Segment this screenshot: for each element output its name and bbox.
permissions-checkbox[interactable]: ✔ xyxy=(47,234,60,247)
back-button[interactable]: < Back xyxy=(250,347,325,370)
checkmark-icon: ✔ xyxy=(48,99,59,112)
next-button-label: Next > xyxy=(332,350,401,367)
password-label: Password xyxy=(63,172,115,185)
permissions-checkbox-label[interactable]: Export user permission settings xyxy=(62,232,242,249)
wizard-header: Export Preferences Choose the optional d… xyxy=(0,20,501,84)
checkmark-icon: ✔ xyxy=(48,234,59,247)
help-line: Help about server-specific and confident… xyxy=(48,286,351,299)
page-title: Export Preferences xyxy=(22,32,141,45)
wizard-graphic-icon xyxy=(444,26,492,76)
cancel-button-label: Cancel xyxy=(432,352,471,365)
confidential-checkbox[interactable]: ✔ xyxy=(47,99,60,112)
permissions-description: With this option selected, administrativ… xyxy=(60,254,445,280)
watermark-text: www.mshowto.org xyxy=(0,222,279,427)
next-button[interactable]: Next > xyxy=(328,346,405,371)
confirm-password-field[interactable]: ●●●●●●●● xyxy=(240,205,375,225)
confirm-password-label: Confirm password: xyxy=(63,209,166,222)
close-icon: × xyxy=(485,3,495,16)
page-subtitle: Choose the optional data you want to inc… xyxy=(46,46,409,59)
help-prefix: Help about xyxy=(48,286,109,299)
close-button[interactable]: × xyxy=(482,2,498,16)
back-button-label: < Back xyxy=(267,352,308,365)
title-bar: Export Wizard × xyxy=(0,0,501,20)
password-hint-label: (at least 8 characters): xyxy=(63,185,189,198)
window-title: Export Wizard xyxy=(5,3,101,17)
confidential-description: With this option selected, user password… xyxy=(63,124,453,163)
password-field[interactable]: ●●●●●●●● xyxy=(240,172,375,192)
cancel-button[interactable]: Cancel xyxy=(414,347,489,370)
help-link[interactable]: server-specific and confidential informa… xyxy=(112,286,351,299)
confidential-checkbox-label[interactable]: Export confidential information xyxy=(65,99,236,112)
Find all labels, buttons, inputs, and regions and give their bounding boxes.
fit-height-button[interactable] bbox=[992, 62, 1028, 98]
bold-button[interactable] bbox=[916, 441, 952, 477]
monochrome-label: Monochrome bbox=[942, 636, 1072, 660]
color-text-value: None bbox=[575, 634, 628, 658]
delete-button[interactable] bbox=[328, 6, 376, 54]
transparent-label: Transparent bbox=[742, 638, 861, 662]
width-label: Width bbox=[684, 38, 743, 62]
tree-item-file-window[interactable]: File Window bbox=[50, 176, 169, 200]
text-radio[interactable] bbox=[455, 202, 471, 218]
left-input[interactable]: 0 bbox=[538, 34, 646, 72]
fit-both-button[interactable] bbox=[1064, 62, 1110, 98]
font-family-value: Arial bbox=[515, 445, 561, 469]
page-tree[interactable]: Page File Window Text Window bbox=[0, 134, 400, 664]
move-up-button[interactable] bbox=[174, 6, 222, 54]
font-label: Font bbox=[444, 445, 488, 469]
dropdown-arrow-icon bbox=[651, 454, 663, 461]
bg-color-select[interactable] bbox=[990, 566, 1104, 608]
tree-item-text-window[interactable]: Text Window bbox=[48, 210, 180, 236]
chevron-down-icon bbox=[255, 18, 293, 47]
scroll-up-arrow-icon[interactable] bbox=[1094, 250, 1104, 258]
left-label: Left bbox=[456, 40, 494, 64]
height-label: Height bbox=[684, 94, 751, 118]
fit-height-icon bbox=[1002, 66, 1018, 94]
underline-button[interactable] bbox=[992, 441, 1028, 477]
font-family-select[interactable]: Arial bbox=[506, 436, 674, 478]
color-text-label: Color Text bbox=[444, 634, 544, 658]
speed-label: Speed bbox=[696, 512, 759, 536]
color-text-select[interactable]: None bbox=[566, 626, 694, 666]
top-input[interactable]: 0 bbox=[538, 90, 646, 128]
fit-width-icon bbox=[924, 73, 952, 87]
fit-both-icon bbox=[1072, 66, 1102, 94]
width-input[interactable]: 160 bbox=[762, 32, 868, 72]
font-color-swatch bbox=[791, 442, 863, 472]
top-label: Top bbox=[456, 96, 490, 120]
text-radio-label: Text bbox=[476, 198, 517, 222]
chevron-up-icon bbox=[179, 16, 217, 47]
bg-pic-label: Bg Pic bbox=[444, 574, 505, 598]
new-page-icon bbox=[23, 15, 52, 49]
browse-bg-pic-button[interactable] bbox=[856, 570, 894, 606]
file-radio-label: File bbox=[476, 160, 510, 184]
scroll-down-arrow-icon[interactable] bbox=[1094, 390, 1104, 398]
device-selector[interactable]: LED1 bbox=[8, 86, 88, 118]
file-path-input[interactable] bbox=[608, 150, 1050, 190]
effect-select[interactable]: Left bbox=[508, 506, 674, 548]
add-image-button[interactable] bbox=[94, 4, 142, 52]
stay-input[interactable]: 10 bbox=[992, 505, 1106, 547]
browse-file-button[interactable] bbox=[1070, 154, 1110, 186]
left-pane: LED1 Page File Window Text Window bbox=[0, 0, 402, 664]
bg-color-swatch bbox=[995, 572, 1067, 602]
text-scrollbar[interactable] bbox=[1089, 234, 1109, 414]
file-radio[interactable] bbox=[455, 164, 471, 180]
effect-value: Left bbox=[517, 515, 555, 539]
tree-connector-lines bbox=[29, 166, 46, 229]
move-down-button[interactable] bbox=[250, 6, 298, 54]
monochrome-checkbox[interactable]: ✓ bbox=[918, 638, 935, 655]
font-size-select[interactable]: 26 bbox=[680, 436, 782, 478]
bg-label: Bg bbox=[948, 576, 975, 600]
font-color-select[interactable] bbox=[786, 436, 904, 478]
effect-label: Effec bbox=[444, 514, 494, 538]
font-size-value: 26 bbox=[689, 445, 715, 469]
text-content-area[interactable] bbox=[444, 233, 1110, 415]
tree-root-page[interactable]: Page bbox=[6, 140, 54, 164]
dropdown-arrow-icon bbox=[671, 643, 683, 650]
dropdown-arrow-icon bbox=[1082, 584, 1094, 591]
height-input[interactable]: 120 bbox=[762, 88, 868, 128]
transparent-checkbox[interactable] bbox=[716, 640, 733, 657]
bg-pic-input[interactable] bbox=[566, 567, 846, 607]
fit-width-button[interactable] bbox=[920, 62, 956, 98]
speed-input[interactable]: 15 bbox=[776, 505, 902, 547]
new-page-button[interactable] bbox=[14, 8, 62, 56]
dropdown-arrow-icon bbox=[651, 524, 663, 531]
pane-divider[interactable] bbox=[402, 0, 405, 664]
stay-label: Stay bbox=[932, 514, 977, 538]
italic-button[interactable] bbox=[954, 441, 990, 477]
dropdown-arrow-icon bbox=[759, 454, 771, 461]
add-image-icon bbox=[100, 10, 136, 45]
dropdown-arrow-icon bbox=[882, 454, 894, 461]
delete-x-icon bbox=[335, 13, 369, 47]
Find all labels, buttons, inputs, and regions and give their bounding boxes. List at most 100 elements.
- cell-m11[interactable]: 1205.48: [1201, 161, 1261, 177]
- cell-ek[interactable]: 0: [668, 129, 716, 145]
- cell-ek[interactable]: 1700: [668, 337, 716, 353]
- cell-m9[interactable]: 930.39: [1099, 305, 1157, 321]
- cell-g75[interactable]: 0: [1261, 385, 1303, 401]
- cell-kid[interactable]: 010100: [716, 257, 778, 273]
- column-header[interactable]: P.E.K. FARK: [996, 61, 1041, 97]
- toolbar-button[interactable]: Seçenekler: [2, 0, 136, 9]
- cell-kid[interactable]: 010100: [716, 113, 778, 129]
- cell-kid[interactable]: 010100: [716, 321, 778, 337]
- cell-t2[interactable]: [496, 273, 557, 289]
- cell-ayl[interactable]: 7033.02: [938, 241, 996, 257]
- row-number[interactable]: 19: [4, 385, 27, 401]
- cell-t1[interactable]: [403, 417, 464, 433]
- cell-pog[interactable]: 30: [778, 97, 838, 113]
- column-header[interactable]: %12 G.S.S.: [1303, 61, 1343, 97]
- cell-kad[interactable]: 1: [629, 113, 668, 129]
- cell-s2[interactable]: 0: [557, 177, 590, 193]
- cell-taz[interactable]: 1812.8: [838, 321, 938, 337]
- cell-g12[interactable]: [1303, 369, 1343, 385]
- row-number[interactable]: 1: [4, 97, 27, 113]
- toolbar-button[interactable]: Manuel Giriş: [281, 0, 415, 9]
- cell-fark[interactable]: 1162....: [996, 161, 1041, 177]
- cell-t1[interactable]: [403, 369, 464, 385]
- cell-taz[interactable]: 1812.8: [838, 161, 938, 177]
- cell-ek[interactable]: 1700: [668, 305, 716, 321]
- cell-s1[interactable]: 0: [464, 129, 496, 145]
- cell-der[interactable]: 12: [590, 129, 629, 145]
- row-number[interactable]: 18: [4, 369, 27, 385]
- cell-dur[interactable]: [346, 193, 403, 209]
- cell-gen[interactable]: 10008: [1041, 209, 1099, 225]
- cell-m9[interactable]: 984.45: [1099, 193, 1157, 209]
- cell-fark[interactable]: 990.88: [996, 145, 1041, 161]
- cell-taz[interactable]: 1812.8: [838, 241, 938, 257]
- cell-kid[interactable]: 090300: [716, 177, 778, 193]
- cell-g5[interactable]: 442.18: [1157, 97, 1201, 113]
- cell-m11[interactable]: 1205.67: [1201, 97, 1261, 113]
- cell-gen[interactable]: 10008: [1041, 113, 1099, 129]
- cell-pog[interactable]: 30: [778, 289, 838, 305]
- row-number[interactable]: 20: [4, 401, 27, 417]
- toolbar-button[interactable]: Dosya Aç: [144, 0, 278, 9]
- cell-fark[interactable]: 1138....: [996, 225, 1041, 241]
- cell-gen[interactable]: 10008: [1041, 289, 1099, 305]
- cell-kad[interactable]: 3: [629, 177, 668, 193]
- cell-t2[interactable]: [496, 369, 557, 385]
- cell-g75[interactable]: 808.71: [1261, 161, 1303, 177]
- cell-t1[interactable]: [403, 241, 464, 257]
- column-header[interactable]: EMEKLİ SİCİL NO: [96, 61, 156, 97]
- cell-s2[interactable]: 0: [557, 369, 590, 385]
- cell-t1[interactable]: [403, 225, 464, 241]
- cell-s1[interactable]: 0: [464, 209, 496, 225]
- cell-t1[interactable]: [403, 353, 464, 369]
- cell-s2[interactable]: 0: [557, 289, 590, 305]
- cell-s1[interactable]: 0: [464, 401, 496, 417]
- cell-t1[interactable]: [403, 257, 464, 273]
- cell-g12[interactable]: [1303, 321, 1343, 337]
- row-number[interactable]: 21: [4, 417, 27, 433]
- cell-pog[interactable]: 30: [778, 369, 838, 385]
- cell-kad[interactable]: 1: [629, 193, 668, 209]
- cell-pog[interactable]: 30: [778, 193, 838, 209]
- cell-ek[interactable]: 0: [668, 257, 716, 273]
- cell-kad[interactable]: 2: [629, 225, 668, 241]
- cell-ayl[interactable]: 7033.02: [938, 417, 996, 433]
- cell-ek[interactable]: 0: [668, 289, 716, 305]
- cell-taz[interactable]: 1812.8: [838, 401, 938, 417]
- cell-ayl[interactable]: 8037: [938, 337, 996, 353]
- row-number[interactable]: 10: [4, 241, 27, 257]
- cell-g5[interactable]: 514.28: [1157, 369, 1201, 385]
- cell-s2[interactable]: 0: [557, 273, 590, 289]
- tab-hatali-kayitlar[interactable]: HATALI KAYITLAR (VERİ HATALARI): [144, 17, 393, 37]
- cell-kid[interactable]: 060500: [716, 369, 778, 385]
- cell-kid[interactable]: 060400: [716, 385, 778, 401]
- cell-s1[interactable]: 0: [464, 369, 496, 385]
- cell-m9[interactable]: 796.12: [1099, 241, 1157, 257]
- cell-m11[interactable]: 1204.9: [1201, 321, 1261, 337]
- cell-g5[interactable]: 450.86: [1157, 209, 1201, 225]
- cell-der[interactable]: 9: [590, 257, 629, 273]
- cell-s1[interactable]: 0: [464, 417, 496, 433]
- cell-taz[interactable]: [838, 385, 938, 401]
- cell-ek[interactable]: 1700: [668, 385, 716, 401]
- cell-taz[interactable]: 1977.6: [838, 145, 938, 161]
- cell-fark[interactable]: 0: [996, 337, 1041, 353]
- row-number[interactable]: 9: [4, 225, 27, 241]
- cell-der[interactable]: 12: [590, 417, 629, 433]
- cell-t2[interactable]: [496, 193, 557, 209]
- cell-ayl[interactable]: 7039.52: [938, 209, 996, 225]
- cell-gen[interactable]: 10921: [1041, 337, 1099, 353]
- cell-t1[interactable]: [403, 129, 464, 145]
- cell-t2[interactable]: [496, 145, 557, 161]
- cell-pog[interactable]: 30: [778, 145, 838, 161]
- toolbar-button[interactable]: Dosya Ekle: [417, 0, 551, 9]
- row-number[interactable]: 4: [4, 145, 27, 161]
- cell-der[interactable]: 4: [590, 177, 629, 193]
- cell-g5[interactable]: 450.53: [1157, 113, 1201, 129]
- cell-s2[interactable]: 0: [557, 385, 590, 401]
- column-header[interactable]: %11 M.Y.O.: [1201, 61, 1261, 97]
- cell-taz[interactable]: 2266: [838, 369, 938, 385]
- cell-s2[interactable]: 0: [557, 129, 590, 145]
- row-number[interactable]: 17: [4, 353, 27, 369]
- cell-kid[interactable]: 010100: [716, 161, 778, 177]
***
Please reproduce the rows above word for word, from the first one up to and including the line that contains "help-line: Help about".

## Exercise answer
Segment this screenshot: for each element output its name and bbox.
permissions-checkbox[interactable]: ✔ xyxy=(47,234,60,247)
back-button[interactable]: < Back xyxy=(250,347,325,370)
checkmark-icon: ✔ xyxy=(48,99,59,112)
next-button-label: Next > xyxy=(332,350,401,367)
password-label: Password xyxy=(63,172,115,185)
permissions-checkbox-label[interactable]: Export user permission settings xyxy=(62,232,242,249)
wizard-header: Export Preferences Choose the optional d… xyxy=(0,20,501,84)
checkmark-icon: ✔ xyxy=(48,234,59,247)
help-line: Help about server-specific and confident… xyxy=(48,286,351,299)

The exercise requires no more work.